● **Written task**
Check every line of the entries that follow, and copy the ones containing "xlabel".

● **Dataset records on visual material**
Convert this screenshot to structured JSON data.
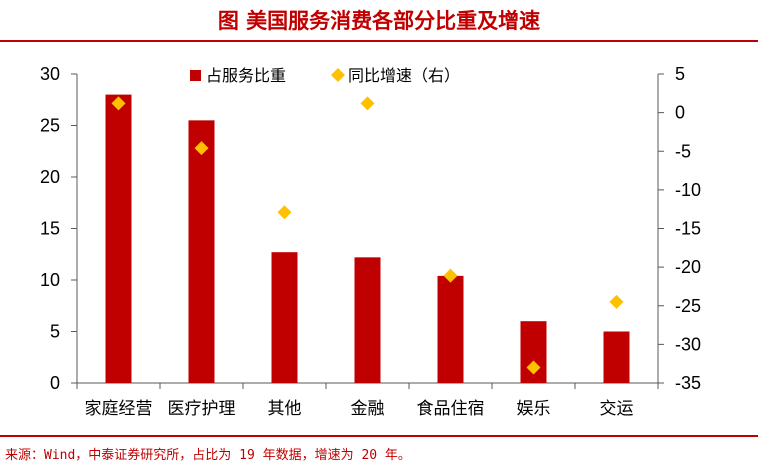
{
  "header": {
    "title": "图  美国服务消费各部分比重及增速"
  },
  "footer": {
    "source": "来源：Wind，中泰证券研究所，占比为 19 年数据，增速为 20 年。"
  },
  "colors": {
    "brand": "#c00000",
    "bar": "#c00000",
    "marker": "#ffc000"
  },
  "chart_data": {
    "type": "bar",
    "categories": [
      "家庭经营",
      "医疗护理",
      "其他",
      "金融",
      "食品住宿",
      "娱乐",
      "交运"
    ],
    "category_labels": [
      "家庭经营",
      "医疗护理",
      "其他",
      "金融",
      "食品住宿",
      "娱乐",
      "交运"
    ],
    "series": [
      {
        "name": "占服务比重",
        "type": "bar",
        "axis": "left",
        "values": [
          28,
          25.5,
          12.7,
          12.2,
          10.4,
          6.0,
          5.0
        ]
      },
      {
        "name": "同比增速（右）",
        "type": "scatter",
        "axis": "right",
        "marker": "diamond",
        "values": [
          1.2,
          -4.6,
          -12.9,
          1.2,
          -21.1,
          -33.0,
          -24.5
        ]
      }
    ],
    "y_left": {
      "lim": [
        0,
        30
      ],
      "ticks": [
        0,
        5,
        10,
        15,
        20,
        25,
        30
      ]
    },
    "y_right": {
      "lim": [
        -35,
        5
      ],
      "ticks": [
        5,
        0,
        -5,
        -10,
        -15,
        -20,
        -25,
        -30,
        -35
      ]
    },
    "legend": "top-center",
    "grid": false
  }
}
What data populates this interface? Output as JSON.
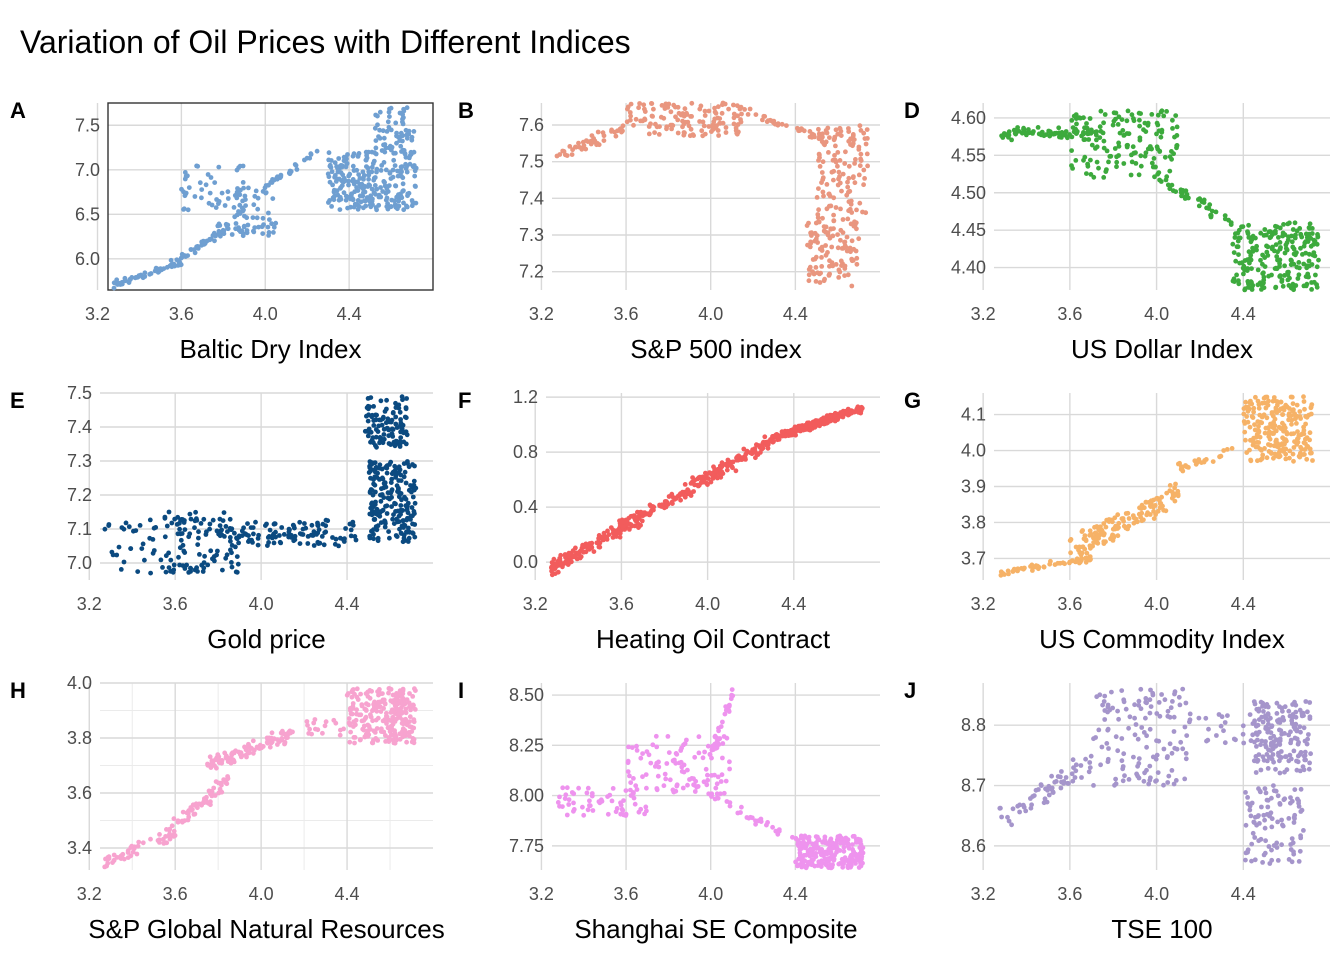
{
  "title": "Variation of Oil Prices with Different Indices",
  "chart_data": [
    {
      "label": "A",
      "type": "scatter",
      "xlabel": "Baltic Dry Index",
      "color": "#6F9FD1",
      "xlim": [
        3.25,
        4.8
      ],
      "ylim": [
        5.65,
        7.75
      ],
      "frame": true,
      "minor_grid": false,
      "xticks": [
        3.2,
        3.6,
        4.0,
        4.4
      ],
      "yticks": [
        6.0,
        6.5,
        7.0,
        7.5
      ],
      "yticklabels": [
        "6.0",
        "6.5",
        "7.0",
        "7.5"
      ],
      "clusters": [
        {
          "x": [
            3.27,
            3.6
          ],
          "y": [
            5.7,
            5.95
          ],
          "n": 50,
          "trend": [
            5.7,
            5.95
          ],
          "noise": 0.05
        },
        {
          "x": [
            3.55,
            3.8
          ],
          "y": [
            5.95,
            6.3
          ],
          "n": 40,
          "trend": [
            5.95,
            6.3
          ],
          "noise": 0.06
        },
        {
          "x": [
            3.6,
            3.9
          ],
          "y": [
            6.55,
            7.05
          ],
          "n": 45,
          "trend": null,
          "noise": 0
        },
        {
          "x": [
            3.75,
            4.05
          ],
          "y": [
            6.25,
            6.4
          ],
          "n": 40,
          "trend": null,
          "noise": 0
        },
        {
          "x": [
            3.85,
            4.05
          ],
          "y": [
            6.4,
            6.8
          ],
          "n": 35,
          "trend": null,
          "noise": 0
        },
        {
          "x": [
            4.0,
            4.25
          ],
          "y": [
            6.8,
            7.2
          ],
          "n": 25,
          "trend": [
            6.8,
            7.2
          ],
          "noise": 0.05
        },
        {
          "x": [
            4.3,
            4.72
          ],
          "y": [
            6.55,
            7.2
          ],
          "n": 260,
          "trend": null,
          "noise": 0
        },
        {
          "x": [
            4.52,
            4.72
          ],
          "y": [
            7.2,
            7.7
          ],
          "n": 60,
          "trend": null,
          "noise": 0
        }
      ]
    },
    {
      "label": "B",
      "type": "scatter",
      "xlabel": "S&P 500 index",
      "color": "#E9967F",
      "xlim": [
        3.25,
        4.8
      ],
      "ylim": [
        7.15,
        7.66
      ],
      "frame": false,
      "minor_grid": false,
      "xticks": [
        3.2,
        3.6,
        4.0,
        4.4
      ],
      "yticks": [
        7.2,
        7.3,
        7.4,
        7.5,
        7.6
      ],
      "yticklabels": [
        "7.2",
        "7.3",
        "7.4",
        "7.5",
        "7.6"
      ],
      "clusters": [
        {
          "x": [
            3.27,
            3.6
          ],
          "y": [
            7.5,
            7.6
          ],
          "n": 45,
          "trend": [
            7.51,
            7.6
          ],
          "noise": 0.02
        },
        {
          "x": [
            3.6,
            4.15
          ],
          "y": [
            7.57,
            7.66
          ],
          "n": 130,
          "trend": null,
          "noise": 0
        },
        {
          "x": [
            4.15,
            4.55
          ],
          "y": [
            7.56,
            7.64
          ],
          "n": 35,
          "trend": [
            7.64,
            7.56
          ],
          "noise": 0.015
        },
        {
          "x": [
            4.5,
            4.75
          ],
          "y": [
            7.35,
            7.6
          ],
          "n": 120,
          "trend": null,
          "noise": 0
        },
        {
          "x": [
            4.45,
            4.7
          ],
          "y": [
            7.16,
            7.35
          ],
          "n": 110,
          "trend": null,
          "noise": 0
        }
      ]
    },
    {
      "label": "D",
      "type": "scatter",
      "xlabel": "US Dollar Index",
      "color": "#3DAA3D",
      "xlim": [
        3.25,
        4.8
      ],
      "ylim": [
        4.37,
        4.62
      ],
      "frame": false,
      "minor_grid": false,
      "xticks": [
        3.2,
        3.6,
        4.0,
        4.4
      ],
      "yticks": [
        4.4,
        4.45,
        4.5,
        4.55,
        4.6
      ],
      "yticklabels": [
        "4.40",
        "4.45",
        "4.50",
        "4.55",
        "4.60"
      ],
      "clusters": [
        {
          "x": [
            3.27,
            3.7
          ],
          "y": [
            4.56,
            4.6
          ],
          "n": 70,
          "trend": [
            4.58,
            4.58
          ],
          "noise": 0.01
        },
        {
          "x": [
            3.6,
            4.1
          ],
          "y": [
            4.52,
            4.61
          ],
          "n": 150,
          "trend": null,
          "noise": 0
        },
        {
          "x": [
            4.0,
            4.35
          ],
          "y": [
            4.45,
            4.52
          ],
          "n": 40,
          "trend": [
            4.52,
            4.46
          ],
          "noise": 0.01
        },
        {
          "x": [
            4.35,
            4.75
          ],
          "y": [
            4.37,
            4.46
          ],
          "n": 230,
          "trend": null,
          "noise": 0
        }
      ]
    },
    {
      "label": "E",
      "type": "scatter",
      "xlabel": "Gold price",
      "color": "#0B4A80",
      "xlim": [
        3.25,
        4.8
      ],
      "ylim": [
        6.95,
        7.5
      ],
      "frame": false,
      "minor_grid": false,
      "xticks": [
        3.2,
        3.6,
        4.0,
        4.4
      ],
      "yticks": [
        7.0,
        7.1,
        7.2,
        7.3,
        7.4,
        7.5
      ],
      "yticklabels": [
        "7.0",
        "7.1",
        "7.2",
        "7.3",
        "7.4",
        "7.5"
      ],
      "clusters": [
        {
          "x": [
            3.27,
            3.65
          ],
          "y": [
            6.97,
            7.13
          ],
          "n": 50,
          "trend": null,
          "noise": 0
        },
        {
          "x": [
            3.55,
            3.9
          ],
          "y": [
            6.97,
            7.15
          ],
          "n": 90,
          "trend": null,
          "noise": 0
        },
        {
          "x": [
            3.85,
            4.3
          ],
          "y": [
            7.05,
            7.12
          ],
          "n": 90,
          "trend": null,
          "noise": 0
        },
        {
          "x": [
            4.3,
            4.45
          ],
          "y": [
            7.05,
            7.14
          ],
          "n": 20,
          "trend": null,
          "noise": 0
        },
        {
          "x": [
            4.5,
            4.72
          ],
          "y": [
            7.06,
            7.3
          ],
          "n": 210,
          "trend": null,
          "noise": 0
        },
        {
          "x": [
            4.48,
            4.68
          ],
          "y": [
            7.34,
            7.49
          ],
          "n": 110,
          "trend": null,
          "noise": 0
        }
      ]
    },
    {
      "label": "F",
      "type": "scatter",
      "xlabel": "Heating Oil Contract",
      "color": "#F25C5C",
      "xlim": [
        3.25,
        4.8
      ],
      "ylim": [
        -0.13,
        1.23
      ],
      "frame": false,
      "minor_grid": false,
      "xticks": [
        3.2,
        3.6,
        4.0,
        4.4
      ],
      "yticks": [
        0.0,
        0.4,
        0.8,
        1.2
      ],
      "yticklabels": [
        "0.0",
        "0.4",
        "0.8",
        "1.2"
      ],
      "clusters": [
        {
          "x": [
            3.27,
            4.3
          ],
          "y": [
            -0.12,
            0.9
          ],
          "n": 330,
          "trend": [
            -0.05,
            0.88
          ],
          "noise": 0.07
        },
        {
          "x": [
            4.3,
            4.72
          ],
          "y": [
            0.85,
            1.17
          ],
          "n": 230,
          "trend": [
            0.9,
            1.12
          ],
          "noise": 0.035
        }
      ]
    },
    {
      "label": "G",
      "type": "scatter",
      "xlabel": "US Commodity Index",
      "color": "#F6B267",
      "xlim": [
        3.25,
        4.8
      ],
      "ylim": [
        3.64,
        4.16
      ],
      "frame": false,
      "minor_grid": false,
      "xticks": [
        3.2,
        3.6,
        4.0,
        4.4
      ],
      "yticks": [
        3.7,
        3.8,
        3.9,
        4.0,
        4.1
      ],
      "yticklabels": [
        "3.7",
        "3.8",
        "3.9",
        "4.0",
        "4.1"
      ],
      "clusters": [
        {
          "x": [
            3.27,
            3.7
          ],
          "y": [
            3.65,
            3.7
          ],
          "n": 60,
          "trend": [
            3.66,
            3.7
          ],
          "noise": 0.01
        },
        {
          "x": [
            3.6,
            4.1
          ],
          "y": [
            3.7,
            3.92
          ],
          "n": 140,
          "trend": [
            3.72,
            3.88
          ],
          "noise": 0.04
        },
        {
          "x": [
            4.1,
            4.4
          ],
          "y": [
            3.93,
            4.02
          ],
          "n": 25,
          "trend": [
            3.95,
            4.01
          ],
          "noise": 0.015
        },
        {
          "x": [
            4.4,
            4.72
          ],
          "y": [
            3.97,
            4.15
          ],
          "n": 230,
          "trend": null,
          "noise": 0
        }
      ]
    },
    {
      "label": "H",
      "type": "scatter",
      "xlabel": "S&P Global Natural Resources",
      "color": "#F7A3CF",
      "xlim": [
        3.25,
        4.8
      ],
      "ylim": [
        3.32,
        4.0
      ],
      "frame": false,
      "minor_grid": true,
      "xticks": [
        3.2,
        3.6,
        4.0,
        4.4
      ],
      "yticks": [
        3.4,
        3.6,
        3.8,
        4.0
      ],
      "yticklabels": [
        "3.4",
        "3.6",
        "3.8",
        "4.0"
      ],
      "clusters": [
        {
          "x": [
            3.27,
            3.6
          ],
          "y": [
            3.33,
            3.45
          ],
          "n": 50,
          "trend": [
            3.35,
            3.45
          ],
          "noise": 0.03
        },
        {
          "x": [
            3.55,
            3.85
          ],
          "y": [
            3.45,
            3.65
          ],
          "n": 60,
          "trend": [
            3.45,
            3.65
          ],
          "noise": 0.04
        },
        {
          "x": [
            3.75,
            4.15
          ],
          "y": [
            3.65,
            3.83
          ],
          "n": 110,
          "trend": [
            3.7,
            3.82
          ],
          "noise": 0.03
        },
        {
          "x": [
            4.2,
            4.45
          ],
          "y": [
            3.81,
            3.87
          ],
          "n": 20,
          "trend": null,
          "noise": 0
        },
        {
          "x": [
            4.4,
            4.72
          ],
          "y": [
            3.78,
            3.98
          ],
          "n": 240,
          "trend": null,
          "noise": 0
        }
      ]
    },
    {
      "label": "I",
      "type": "scatter",
      "xlabel": "Shanghai SE Composite",
      "color": "#EE93EE",
      "xlim": [
        3.25,
        4.8
      ],
      "ylim": [
        7.63,
        8.56
      ],
      "frame": false,
      "minor_grid": false,
      "xticks": [
        3.2,
        3.6,
        4.0,
        4.4
      ],
      "yticks": [
        7.75,
        8.0,
        8.25,
        8.5
      ],
      "yticklabels": [
        "7.75",
        "8.00",
        "8.25",
        "8.50"
      ],
      "clusters": [
        {
          "x": [
            3.27,
            3.7
          ],
          "y": [
            7.9,
            8.04
          ],
          "n": 60,
          "trend": null,
          "noise": 0
        },
        {
          "x": [
            3.6,
            4.1
          ],
          "y": [
            8.0,
            8.3
          ],
          "n": 110,
          "trend": null,
          "noise": 0
        },
        {
          "x": [
            4.0,
            4.12
          ],
          "y": [
            8.2,
            8.55
          ],
          "n": 30,
          "trend": [
            8.2,
            8.55
          ],
          "noise": 0.05
        },
        {
          "x": [
            4.0,
            4.4
          ],
          "y": [
            7.78,
            8.0
          ],
          "n": 30,
          "trend": [
            8.0,
            7.78
          ],
          "noise": 0.03
        },
        {
          "x": [
            4.4,
            4.72
          ],
          "y": [
            7.64,
            7.8
          ],
          "n": 240,
          "trend": null,
          "noise": 0
        }
      ]
    },
    {
      "label": "J",
      "type": "scatter",
      "xlabel": "TSE 100",
      "color": "#A595CB",
      "xlim": [
        3.25,
        4.8
      ],
      "ylim": [
        8.56,
        8.87
      ],
      "frame": false,
      "minor_grid": false,
      "xticks": [
        3.2,
        3.6,
        4.0,
        4.4
      ],
      "yticks": [
        8.6,
        8.7,
        8.8
      ],
      "yticklabels": [
        "8.6",
        "8.7",
        "8.8"
      ],
      "clusters": [
        {
          "x": [
            3.27,
            3.7
          ],
          "y": [
            8.62,
            8.74
          ],
          "n": 60,
          "trend": [
            8.64,
            8.74
          ],
          "noise": 0.025
        },
        {
          "x": [
            3.7,
            4.15
          ],
          "y": [
            8.7,
            8.86
          ],
          "n": 130,
          "trend": null,
          "noise": 0
        },
        {
          "x": [
            4.15,
            4.45
          ],
          "y": [
            8.77,
            8.82
          ],
          "n": 25,
          "trend": null,
          "noise": 0
        },
        {
          "x": [
            4.45,
            4.72
          ],
          "y": [
            8.72,
            8.84
          ],
          "n": 170,
          "trend": null,
          "noise": 0
        },
        {
          "x": [
            4.4,
            4.68
          ],
          "y": [
            8.57,
            8.7
          ],
          "n": 100,
          "trend": null,
          "noise": 0
        }
      ]
    }
  ]
}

● **Reply to the exercise**
      "xlabel": "Baltic Dry Index",
      "xlabel": "S&P 500 index",
      "xlabel": "US Dollar Index",
      "xlabel": "Gold price",
      "xlabel": "Heating Oil Contract",
      "xlabel": "US Commodity Index",
      "xlabel": "S&P Global Natural Resources",
      "xlabel": "Shanghai SE Composite",
      "xlabel": "TSE 100",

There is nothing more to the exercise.